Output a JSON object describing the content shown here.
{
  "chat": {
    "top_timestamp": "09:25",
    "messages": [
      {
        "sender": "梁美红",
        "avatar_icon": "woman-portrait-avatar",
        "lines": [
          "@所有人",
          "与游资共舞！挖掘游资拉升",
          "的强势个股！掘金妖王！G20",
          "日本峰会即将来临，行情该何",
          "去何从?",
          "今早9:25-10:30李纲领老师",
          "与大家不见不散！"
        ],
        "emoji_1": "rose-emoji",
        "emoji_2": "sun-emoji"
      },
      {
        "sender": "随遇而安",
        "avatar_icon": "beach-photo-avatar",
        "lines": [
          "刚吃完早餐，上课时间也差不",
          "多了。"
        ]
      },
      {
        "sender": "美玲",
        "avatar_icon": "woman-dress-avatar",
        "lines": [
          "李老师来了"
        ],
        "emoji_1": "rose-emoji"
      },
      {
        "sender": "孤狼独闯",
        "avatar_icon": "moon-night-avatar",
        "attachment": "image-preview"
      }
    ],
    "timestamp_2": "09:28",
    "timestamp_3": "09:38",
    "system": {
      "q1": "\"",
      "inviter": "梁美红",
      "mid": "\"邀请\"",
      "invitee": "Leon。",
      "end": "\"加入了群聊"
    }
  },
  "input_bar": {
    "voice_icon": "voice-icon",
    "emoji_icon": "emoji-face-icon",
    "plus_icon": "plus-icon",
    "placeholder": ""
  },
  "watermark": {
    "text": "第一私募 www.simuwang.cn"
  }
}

-- What is being asked --
Within the material above, find the lines that contain the word "rose"; copy them.

-- Response to the exercise --
        "emoji_1": "rose-emoji",
        "emoji_1": "rose-emoji"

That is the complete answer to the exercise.